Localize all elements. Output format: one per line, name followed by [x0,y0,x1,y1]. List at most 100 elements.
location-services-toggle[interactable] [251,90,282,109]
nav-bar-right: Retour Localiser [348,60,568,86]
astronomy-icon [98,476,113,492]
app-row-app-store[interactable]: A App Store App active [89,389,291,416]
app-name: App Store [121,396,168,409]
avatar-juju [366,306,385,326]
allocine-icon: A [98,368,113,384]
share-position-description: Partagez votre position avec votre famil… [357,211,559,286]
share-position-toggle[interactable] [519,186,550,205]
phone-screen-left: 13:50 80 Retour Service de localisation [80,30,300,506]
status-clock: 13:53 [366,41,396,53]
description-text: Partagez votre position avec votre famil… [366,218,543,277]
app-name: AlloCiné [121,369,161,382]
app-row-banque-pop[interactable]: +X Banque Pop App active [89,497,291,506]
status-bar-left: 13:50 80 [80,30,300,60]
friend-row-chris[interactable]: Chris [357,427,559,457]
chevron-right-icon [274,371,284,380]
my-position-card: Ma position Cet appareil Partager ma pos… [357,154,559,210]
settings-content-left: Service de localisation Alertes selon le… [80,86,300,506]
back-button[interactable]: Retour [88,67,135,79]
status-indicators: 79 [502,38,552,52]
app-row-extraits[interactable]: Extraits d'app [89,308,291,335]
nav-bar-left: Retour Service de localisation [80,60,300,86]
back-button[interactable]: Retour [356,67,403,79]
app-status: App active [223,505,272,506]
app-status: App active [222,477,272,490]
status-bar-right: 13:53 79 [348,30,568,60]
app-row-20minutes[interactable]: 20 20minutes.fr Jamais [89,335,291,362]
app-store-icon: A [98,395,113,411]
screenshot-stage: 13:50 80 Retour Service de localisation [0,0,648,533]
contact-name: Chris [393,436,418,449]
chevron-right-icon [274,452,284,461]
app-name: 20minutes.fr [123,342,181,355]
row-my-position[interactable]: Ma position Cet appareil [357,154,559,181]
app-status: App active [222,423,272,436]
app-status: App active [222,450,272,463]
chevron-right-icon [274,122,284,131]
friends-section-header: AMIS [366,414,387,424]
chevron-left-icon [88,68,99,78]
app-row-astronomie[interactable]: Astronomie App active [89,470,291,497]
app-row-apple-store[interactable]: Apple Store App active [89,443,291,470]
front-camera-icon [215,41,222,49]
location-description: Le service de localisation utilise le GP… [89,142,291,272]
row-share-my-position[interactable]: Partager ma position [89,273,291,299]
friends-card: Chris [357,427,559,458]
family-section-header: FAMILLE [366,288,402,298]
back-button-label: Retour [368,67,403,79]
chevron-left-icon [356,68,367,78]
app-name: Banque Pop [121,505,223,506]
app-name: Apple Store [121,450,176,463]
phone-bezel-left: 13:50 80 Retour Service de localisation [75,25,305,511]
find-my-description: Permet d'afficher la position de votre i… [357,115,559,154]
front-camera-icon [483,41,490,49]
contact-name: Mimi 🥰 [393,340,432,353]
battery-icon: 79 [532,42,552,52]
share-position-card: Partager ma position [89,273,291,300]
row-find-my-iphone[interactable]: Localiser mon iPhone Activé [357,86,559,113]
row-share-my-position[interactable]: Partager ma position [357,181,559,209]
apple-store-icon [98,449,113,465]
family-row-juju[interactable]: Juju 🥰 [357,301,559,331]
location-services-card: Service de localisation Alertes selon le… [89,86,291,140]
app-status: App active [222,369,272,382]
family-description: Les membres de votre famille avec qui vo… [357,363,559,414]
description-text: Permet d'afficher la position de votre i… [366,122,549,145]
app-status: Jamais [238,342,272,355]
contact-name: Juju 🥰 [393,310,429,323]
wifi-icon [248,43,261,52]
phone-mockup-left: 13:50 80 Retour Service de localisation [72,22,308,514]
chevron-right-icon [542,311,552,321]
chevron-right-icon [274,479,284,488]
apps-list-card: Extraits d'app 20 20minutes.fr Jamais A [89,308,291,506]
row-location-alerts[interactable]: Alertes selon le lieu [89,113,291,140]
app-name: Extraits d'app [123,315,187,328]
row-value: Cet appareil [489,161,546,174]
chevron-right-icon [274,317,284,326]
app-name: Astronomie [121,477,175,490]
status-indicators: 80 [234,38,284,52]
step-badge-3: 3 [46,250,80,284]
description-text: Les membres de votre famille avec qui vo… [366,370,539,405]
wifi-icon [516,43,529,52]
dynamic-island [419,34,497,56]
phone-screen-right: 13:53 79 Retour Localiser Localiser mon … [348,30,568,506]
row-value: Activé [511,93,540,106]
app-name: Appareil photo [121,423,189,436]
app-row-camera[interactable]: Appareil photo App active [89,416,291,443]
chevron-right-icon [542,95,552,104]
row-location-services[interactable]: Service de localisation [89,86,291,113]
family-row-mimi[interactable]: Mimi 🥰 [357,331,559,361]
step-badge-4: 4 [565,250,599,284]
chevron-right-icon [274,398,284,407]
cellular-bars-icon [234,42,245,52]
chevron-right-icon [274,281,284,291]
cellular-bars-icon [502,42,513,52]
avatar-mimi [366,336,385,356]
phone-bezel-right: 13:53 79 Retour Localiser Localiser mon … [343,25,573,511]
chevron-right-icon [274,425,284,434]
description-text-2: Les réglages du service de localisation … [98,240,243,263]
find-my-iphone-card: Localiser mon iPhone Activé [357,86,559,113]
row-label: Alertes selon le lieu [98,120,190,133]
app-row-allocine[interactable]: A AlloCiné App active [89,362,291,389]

=-=-=

§ Short problem
Rewrite all of the material above, changing every "chevron-right-icon" to "arrow-right-icon" and leaving everything else as it is.

§ Answer below
Localize all elements. Output format: one per line, name followed by [x0,y0,x1,y1]. List at most 100 elements.
location-services-toggle[interactable] [251,90,282,109]
nav-bar-right: Retour Localiser [348,60,568,86]
astronomy-icon [98,476,113,492]
app-row-app-store[interactable]: A App Store App active [89,389,291,416]
app-name: App Store [121,396,168,409]
avatar-juju [366,306,385,326]
allocine-icon: A [98,368,113,384]
share-position-description: Partagez votre position avec votre famil… [357,211,559,286]
share-position-toggle[interactable] [519,186,550,205]
phone-screen-left: 13:50 80 Retour Service de localisation [80,30,300,506]
status-clock: 13:53 [366,41,396,53]
description-text: Partagez votre position avec votre famil… [366,218,543,277]
app-name: AlloCiné [121,369,161,382]
app-row-banque-pop[interactable]: +X Banque Pop App active [89,497,291,506]
status-bar-left: 13:50 80 [80,30,300,60]
friend-row-chris[interactable]: Chris [357,427,559,457]
arrow-right-icon [274,371,284,380]
my-position-card: Ma position Cet appareil Partager ma pos… [357,154,559,210]
settings-content-left: Service de localisation Alertes selon le… [80,86,300,506]
back-button[interactable]: Retour [88,67,135,79]
status-indicators: 79 [502,38,552,52]
app-row-extraits[interactable]: Extraits d'app [89,308,291,335]
nav-bar-left: Retour Service de localisation [80,60,300,86]
back-button[interactable]: Retour [356,67,403,79]
app-status: App active [223,505,272,506]
app-status: App active [222,477,272,490]
status-bar-right: 13:53 79 [348,30,568,60]
app-row-20minutes[interactable]: 20 20minutes.fr Jamais [89,335,291,362]
app-store-icon: A [98,395,113,411]
screenshot-stage: 13:50 80 Retour Service de localisation [0,0,648,533]
contact-name: Chris [393,436,418,449]
arrow-right-icon [274,452,284,461]
app-name: 20minutes.fr [123,342,181,355]
row-my-position[interactable]: Ma position Cet appareil [357,154,559,181]
app-status: App active [222,423,272,436]
app-status: App active [222,450,272,463]
arrow-right-icon [274,122,284,131]
friends-section-header: AMIS [366,414,387,424]
chevron-left-icon [88,68,99,78]
app-row-astronomie[interactable]: Astronomie App active [89,470,291,497]
app-row-apple-store[interactable]: Apple Store App active [89,443,291,470]
front-camera-icon [215,41,222,49]
location-description: Le service de localisation utilise le GP… [89,142,291,272]
row-share-my-position[interactable]: Partager ma position [89,273,291,299]
friends-card: Chris [357,427,559,458]
family-section-header: FAMILLE [366,288,402,298]
back-button-label: Retour [368,67,403,79]
chevron-left-icon [356,68,367,78]
app-name: Banque Pop [121,505,223,506]
app-name: Apple Store [121,450,176,463]
phone-bezel-left: 13:50 80 Retour Service de localisation [75,25,305,511]
find-my-description: Permet d'afficher la position de votre i… [357,115,559,154]
front-camera-icon [483,41,490,49]
contact-name: Mimi 🥰 [393,340,432,353]
battery-icon: 79 [532,42,552,52]
share-position-card: Partager ma position [89,273,291,300]
row-find-my-iphone[interactable]: Localiser mon iPhone Activé [357,86,559,113]
row-share-my-position[interactable]: Partager ma position [357,181,559,209]
apple-store-icon [98,449,113,465]
family-row-juju[interactable]: Juju 🥰 [357,301,559,331]
location-services-card: Service de localisation Alertes selon le… [89,86,291,140]
app-status: App active [222,369,272,382]
family-description: Les membres de votre famille avec qui vo… [357,363,559,414]
description-text: Permet d'afficher la position de votre i… [366,122,549,145]
app-status: Jamais [238,342,272,355]
contact-name: Juju 🥰 [393,310,429,323]
wifi-icon [248,43,261,52]
phone-mockup-left: 13:50 80 Retour Service de localisation [72,22,308,514]
arrow-right-icon [542,311,552,321]
arrow-right-icon [274,479,284,488]
apps-list-card: Extraits d'app 20 20minutes.fr Jamais A [89,308,291,506]
row-location-alerts[interactable]: Alertes selon le lieu [89,113,291,140]
app-name: Extraits d'app [123,315,187,328]
row-value: Cet appareil [489,161,546,174]
arrow-right-icon [274,317,284,326]
app-name: Astronomie [121,477,175,490]
status-indicators: 80 [234,38,284,52]
step-badge-3: 3 [46,250,80,284]
description-text: Les membres de votre famille avec qui vo… [366,370,539,405]
wifi-icon [516,43,529,52]
dynamic-island [419,34,497,56]
phone-screen-right: 13:53 79 Retour Localiser Localiser mon … [348,30,568,506]
row-value: Activé [511,93,540,106]
app-name: Appareil photo [121,423,189,436]
app-row-camera[interactable]: Appareil photo App active [89,416,291,443]
arrow-right-icon [542,95,552,104]
row-location-services[interactable]: Service de localisation [89,86,291,113]
family-row-mimi[interactable]: Mimi 🥰 [357,331,559,361]
step-badge-4: 4 [565,250,599,284]
arrow-right-icon [274,398,284,407]
cellular-bars-icon [234,42,245,52]
arrow-right-icon [274,281,284,291]
cellular-bars-icon [502,42,513,52]
avatar-mimi [366,336,385,356]
phone-bezel-right: 13:53 79 Retour Localiser Localiser mon … [343,25,573,511]
arrow-right-icon [274,425,284,434]
description-text-2: Les réglages du service de localisation … [98,240,243,263]
find-my-iphone-card: Localiser mon iPhone Activé [357,86,559,113]
row-label: Alertes selon le lieu [98,120,190,133]
app-row-allocine[interactable]: A AlloCiné App active [89,362,291,389]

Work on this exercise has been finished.